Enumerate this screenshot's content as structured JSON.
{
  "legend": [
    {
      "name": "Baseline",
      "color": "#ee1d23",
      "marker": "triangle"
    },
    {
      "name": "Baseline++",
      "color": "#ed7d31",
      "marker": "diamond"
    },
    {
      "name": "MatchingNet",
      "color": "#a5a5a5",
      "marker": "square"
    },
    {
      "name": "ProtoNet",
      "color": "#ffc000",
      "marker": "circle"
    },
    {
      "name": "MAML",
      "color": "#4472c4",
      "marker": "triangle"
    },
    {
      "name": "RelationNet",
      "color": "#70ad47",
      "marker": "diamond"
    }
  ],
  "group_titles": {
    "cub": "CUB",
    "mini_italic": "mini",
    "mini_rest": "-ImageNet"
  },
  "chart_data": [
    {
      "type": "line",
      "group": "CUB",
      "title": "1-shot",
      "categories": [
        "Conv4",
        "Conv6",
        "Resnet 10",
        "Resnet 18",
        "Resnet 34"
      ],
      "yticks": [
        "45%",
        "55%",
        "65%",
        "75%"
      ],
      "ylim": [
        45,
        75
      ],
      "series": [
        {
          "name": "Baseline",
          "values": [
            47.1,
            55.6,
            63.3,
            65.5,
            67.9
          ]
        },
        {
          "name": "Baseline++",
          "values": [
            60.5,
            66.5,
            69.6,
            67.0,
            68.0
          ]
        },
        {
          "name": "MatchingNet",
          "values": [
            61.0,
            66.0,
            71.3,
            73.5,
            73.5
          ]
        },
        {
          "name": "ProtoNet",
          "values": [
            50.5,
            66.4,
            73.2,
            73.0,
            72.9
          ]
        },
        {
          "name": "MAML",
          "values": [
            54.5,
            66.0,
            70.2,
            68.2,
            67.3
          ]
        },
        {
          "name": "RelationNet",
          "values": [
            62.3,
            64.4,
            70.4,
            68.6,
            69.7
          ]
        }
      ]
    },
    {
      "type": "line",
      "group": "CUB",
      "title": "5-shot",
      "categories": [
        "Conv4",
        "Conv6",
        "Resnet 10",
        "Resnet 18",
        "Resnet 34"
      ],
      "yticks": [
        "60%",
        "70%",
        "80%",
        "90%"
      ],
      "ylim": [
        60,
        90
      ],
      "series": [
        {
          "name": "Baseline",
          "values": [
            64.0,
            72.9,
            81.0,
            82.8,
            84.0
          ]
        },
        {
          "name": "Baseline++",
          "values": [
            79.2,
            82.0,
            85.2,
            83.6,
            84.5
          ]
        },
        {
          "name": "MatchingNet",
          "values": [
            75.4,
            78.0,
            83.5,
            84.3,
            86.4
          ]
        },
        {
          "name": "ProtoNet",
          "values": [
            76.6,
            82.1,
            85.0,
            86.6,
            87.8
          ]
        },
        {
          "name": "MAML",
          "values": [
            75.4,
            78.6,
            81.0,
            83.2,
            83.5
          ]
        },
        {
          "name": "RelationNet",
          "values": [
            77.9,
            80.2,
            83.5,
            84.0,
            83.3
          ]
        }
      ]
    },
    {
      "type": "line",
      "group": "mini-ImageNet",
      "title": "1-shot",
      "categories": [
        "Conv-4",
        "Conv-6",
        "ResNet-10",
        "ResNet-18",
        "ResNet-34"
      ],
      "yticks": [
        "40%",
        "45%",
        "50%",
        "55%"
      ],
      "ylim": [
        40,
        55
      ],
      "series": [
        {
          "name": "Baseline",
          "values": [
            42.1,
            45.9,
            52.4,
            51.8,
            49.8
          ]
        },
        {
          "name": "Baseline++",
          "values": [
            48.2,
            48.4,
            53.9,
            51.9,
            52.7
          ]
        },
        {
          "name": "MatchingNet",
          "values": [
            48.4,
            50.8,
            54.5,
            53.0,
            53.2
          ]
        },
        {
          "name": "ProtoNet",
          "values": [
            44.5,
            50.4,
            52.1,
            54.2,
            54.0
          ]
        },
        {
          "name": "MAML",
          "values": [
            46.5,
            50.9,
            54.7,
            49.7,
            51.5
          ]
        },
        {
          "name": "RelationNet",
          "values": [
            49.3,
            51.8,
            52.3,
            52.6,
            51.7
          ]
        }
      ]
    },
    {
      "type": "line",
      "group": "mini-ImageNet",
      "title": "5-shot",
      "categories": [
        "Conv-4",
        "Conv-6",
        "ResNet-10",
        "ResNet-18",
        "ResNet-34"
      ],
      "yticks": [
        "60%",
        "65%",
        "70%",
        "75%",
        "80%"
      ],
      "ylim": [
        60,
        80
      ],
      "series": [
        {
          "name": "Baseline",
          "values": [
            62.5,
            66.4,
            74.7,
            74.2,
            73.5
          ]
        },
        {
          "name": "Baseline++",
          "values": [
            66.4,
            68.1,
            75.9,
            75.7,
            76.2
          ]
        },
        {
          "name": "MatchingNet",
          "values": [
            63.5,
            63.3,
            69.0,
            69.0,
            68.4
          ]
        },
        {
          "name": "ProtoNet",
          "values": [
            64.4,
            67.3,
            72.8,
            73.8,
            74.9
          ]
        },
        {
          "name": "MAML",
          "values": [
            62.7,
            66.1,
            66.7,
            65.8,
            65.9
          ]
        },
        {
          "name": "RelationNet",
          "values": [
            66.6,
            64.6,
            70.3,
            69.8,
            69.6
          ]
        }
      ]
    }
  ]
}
****************
▸ **To do**
Extract all of the data exactly as written.

▸ **Exercise answer**
Enumerate this screenshot's content as structured JSON.
{
  "legend": [
    {
      "name": "Baseline",
      "color": "#ee1d23",
      "marker": "triangle"
    },
    {
      "name": "Baseline++",
      "color": "#ed7d31",
      "marker": "diamond"
    },
    {
      "name": "MatchingNet",
      "color": "#a5a5a5",
      "marker": "square"
    },
    {
      "name": "ProtoNet",
      "color": "#ffc000",
      "marker": "circle"
    },
    {
      "name": "MAML",
      "color": "#4472c4",
      "marker": "triangle"
    },
    {
      "name": "RelationNet",
      "color": "#70ad47",
      "marker": "diamond"
    }
  ],
  "group_titles": {
    "cub": "CUB",
    "mini_italic": "mini",
    "mini_rest": "-ImageNet"
  },
  "chart_data": [
    {
      "type": "line",
      "group": "CUB",
      "title": "1-shot",
      "categories": [
        "Conv4",
        "Conv6",
        "Resnet 10",
        "Resnet 18",
        "Resnet 34"
      ],
      "yticks": [
        "45%",
        "55%",
        "65%",
        "75%"
      ],
      "ylim": [
        45,
        75
      ],
      "series": [
        {
          "name": "Baseline",
          "values": [
            47.1,
            55.6,
            63.3,
            65.5,
            67.9
          ]
        },
        {
          "name": "Baseline++",
          "values": [
            60.5,
            66.5,
            69.6,
            67.0,
            68.0
          ]
        },
        {
          "name": "MatchingNet",
          "values": [
            61.0,
            66.0,
            71.3,
            73.5,
            73.5
          ]
        },
        {
          "name": "ProtoNet",
          "values": [
            50.5,
            66.4,
            73.2,
            73.0,
            72.9
          ]
        },
        {
          "name": "MAML",
          "values": [
            54.5,
            66.0,
            70.2,
            68.2,
            67.3
          ]
        },
        {
          "name": "RelationNet",
          "values": [
            62.3,
            64.4,
            70.4,
            68.6,
            69.7
          ]
        }
      ]
    },
    {
      "type": "line",
      "group": "CUB",
      "title": "5-shot",
      "categories": [
        "Conv4",
        "Conv6",
        "Resnet 10",
        "Resnet 18",
        "Resnet 34"
      ],
      "yticks": [
        "60%",
        "70%",
        "80%",
        "90%"
      ],
      "ylim": [
        60,
        90
      ],
      "series": [
        {
          "name": "Baseline",
          "values": [
            64.0,
            72.9,
            81.0,
            82.8,
            84.0
          ]
        },
        {
          "name": "Baseline++",
          "values": [
            79.2,
            82.0,
            85.2,
            83.6,
            84.5
          ]
        },
        {
          "name": "MatchingNet",
          "values": [
            75.4,
            78.0,
            83.5,
            84.3,
            86.4
          ]
        },
        {
          "name": "ProtoNet",
          "values": [
            76.6,
            82.1,
            85.0,
            86.6,
            87.8
          ]
        },
        {
          "name": "MAML",
          "values": [
            75.4,
            78.6,
            81.0,
            83.2,
            83.5
          ]
        },
        {
          "name": "RelationNet",
          "values": [
            77.9,
            80.2,
            83.5,
            84.0,
            83.3
          ]
        }
      ]
    },
    {
      "type": "line",
      "group": "mini-ImageNet",
      "title": "1-shot",
      "categories": [
        "Conv-4",
        "Conv-6",
        "ResNet-10",
        "ResNet-18",
        "ResNet-34"
      ],
      "yticks": [
        "40%",
        "45%",
        "50%",
        "55%"
      ],
      "ylim": [
        40,
        55
      ],
      "series": [
        {
          "name": "Baseline",
          "values": [
            42.1,
            45.9,
            52.4,
            51.8,
            49.8
          ]
        },
        {
          "name": "Baseline++",
          "values": [
            48.2,
            48.4,
            53.9,
            51.9,
            52.7
          ]
        },
        {
          "name": "MatchingNet",
          "values": [
            48.4,
            50.8,
            54.5,
            53.0,
            53.2
          ]
        },
        {
          "name": "ProtoNet",
          "values": [
            44.5,
            50.4,
            52.1,
            54.2,
            54.0
          ]
        },
        {
          "name": "MAML",
          "values": [
            46.5,
            50.9,
            54.7,
            49.7,
            51.5
          ]
        },
        {
          "name": "RelationNet",
          "values": [
            49.3,
            51.8,
            52.3,
            52.6,
            51.7
          ]
        }
      ]
    },
    {
      "type": "line",
      "group": "mini-ImageNet",
      "title": "5-shot",
      "categories": [
        "Conv-4",
        "Conv-6",
        "ResNet-10",
        "ResNet-18",
        "ResNet-34"
      ],
      "yticks": [
        "60%",
        "65%",
        "70%",
        "75%",
        "80%"
      ],
      "ylim": [
        60,
        80
      ],
      "series": [
        {
          "name": "Baseline",
          "values": [
            62.5,
            66.4,
            74.7,
            74.2,
            73.5
          ]
        },
        {
          "name": "Baseline++",
          "values": [
            66.4,
            68.1,
            75.9,
            75.7,
            76.2
          ]
        },
        {
          "name": "MatchingNet",
          "values": [
            63.5,
            63.3,
            69.0,
            69.0,
            68.4
          ]
        },
        {
          "name": "ProtoNet",
          "values": [
            64.4,
            67.3,
            72.8,
            73.8,
            74.9
          ]
        },
        {
          "name": "MAML",
          "values": [
            62.7,
            66.1,
            66.7,
            65.8,
            65.9
          ]
        },
        {
          "name": "RelationNet",
          "values": [
            66.6,
            64.6,
            70.3,
            69.8,
            69.6
          ]
        }
      ]
    }
  ]
}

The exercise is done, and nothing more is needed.